Reproduce the whole listing, character for character.

--- START Excerpted records ---

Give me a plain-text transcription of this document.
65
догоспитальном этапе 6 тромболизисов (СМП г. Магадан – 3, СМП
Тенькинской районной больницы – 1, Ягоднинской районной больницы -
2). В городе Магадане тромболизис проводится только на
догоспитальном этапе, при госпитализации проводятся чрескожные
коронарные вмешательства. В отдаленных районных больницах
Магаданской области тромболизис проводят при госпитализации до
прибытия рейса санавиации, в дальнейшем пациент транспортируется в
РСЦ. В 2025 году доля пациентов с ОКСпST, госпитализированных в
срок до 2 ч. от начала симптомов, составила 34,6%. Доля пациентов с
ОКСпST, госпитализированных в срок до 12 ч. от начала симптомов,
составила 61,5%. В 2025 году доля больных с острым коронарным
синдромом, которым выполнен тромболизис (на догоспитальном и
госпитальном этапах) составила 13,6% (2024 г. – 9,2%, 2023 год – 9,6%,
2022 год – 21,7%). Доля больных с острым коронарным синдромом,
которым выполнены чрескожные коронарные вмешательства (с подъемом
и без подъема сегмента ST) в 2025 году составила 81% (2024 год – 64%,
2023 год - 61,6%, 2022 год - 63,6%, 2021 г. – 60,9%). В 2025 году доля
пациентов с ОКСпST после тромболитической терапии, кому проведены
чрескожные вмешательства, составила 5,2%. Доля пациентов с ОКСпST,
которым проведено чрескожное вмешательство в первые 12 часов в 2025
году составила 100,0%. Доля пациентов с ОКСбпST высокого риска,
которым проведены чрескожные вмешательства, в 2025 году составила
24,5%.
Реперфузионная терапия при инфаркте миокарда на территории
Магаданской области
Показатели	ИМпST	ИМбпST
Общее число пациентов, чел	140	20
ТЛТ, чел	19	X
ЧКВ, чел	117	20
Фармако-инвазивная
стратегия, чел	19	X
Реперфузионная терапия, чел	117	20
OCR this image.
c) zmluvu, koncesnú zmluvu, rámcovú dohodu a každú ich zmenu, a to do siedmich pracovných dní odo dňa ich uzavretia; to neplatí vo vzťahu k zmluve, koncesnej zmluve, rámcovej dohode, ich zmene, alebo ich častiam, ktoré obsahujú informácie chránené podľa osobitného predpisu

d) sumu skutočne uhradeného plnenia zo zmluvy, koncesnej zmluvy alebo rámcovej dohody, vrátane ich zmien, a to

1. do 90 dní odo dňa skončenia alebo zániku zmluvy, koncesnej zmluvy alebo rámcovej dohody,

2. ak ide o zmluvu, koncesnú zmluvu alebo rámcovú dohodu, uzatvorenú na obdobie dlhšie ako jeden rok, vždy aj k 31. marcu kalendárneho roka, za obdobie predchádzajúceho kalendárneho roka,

--- END Excerpted records ---

** Finished exercise **
Give me a plain-text transcription of this document.
65
догоспитальном этапе 6 тромболизисов (СМП г. Магадан – 3, СМП
Тенькинской районной больницы – 1, Ягоднинской районной больницы -
2). В городе Магадане тромболизис проводится только на
догоспитальном этапе, при госпитализации проводятся чрескожные
коронарные вмешательства. В отдаленных районных больницах
Магаданской области тромболизис проводят при госпитализации до
прибытия рейса санавиации, в дальнейшем пациент транспортируется в
РСЦ. В 2025 году доля пациентов с ОКСпST, госпитализированных в
срок до 2 ч. от начала симптомов, составила 34,6%. Доля пациентов с
ОКСпST, госпитализированных в срок до 12 ч. от начала симптомов,
составила 61,5%. В 2025 году доля больных с острым коронарным
синдромом, которым выполнен тромболизис (на догоспитальном и
госпитальном этапах) составила 13,6% (2024 г. – 9,2%, 2023 год – 9,6%,
2022 год – 21,7%). Доля больных с острым коронарным синдромом,
которым выполнены чрескожные коронарные вмешательства (с подъемом
и без подъема сегмента ST) в 2025 году составила 81% (2024 год – 64%,
2023 год - 61,6%, 2022 год - 63,6%, 2021 г. – 60,9%). В 2025 году доля
пациентов с ОКСпST после тромболитической терапии, кому проведены
чрескожные вмешательства, составила 5,2%. Доля пациентов с ОКСпST,
которым проведено чрескожное вмешательство в первые 12 часов в 2025
году составила 100,0%. Доля пациентов с ОКСбпST высокого риска,
которым проведены чрескожные вмешательства, в 2025 году составила
24,5%.
Реперфузионная терапия при инфаркте миокарда на территории
Магаданской области
Показатели	ИМпST	ИМбпST
Общее число пациентов, чел	140	20
ТЛТ, чел	19	X
ЧКВ, чел	117	20
Фармако-инвазивная
стратегия, чел	19	X
Реперфузионная терапия, чел	117	20
OCR this image.
c) zmluvu, koncesnú zmluvu, rámcovú dohodu a každú ich zmenu, a to do siedmich pracovných dní odo dňa ich uzavretia; to neplatí vo vzťahu k zmluve, koncesnej zmluve, rámcovej dohode, ich zmene, alebo ich častiam, ktoré obsahujú informácie chránené podľa osobitného predpisu

d) sumu skutočne uhradeného plnenia zo zmluvy, koncesnej zmluvy alebo rámcovej dohody, vrátane ich zmien, a to

1. do 90 dní odo dňa skončenia alebo zániku zmluvy, koncesnej zmluvy alebo rámcovej dohody,

2. ak ide o zmluvu, koncesnú zmluvu alebo rámcovú dohodu, uzatvorenú na obdobie dlhšie ako jeden rok, vždy aj k 31. marcu kalendárneho roka, za obdobie predchádzajúceho kalendárneho roka,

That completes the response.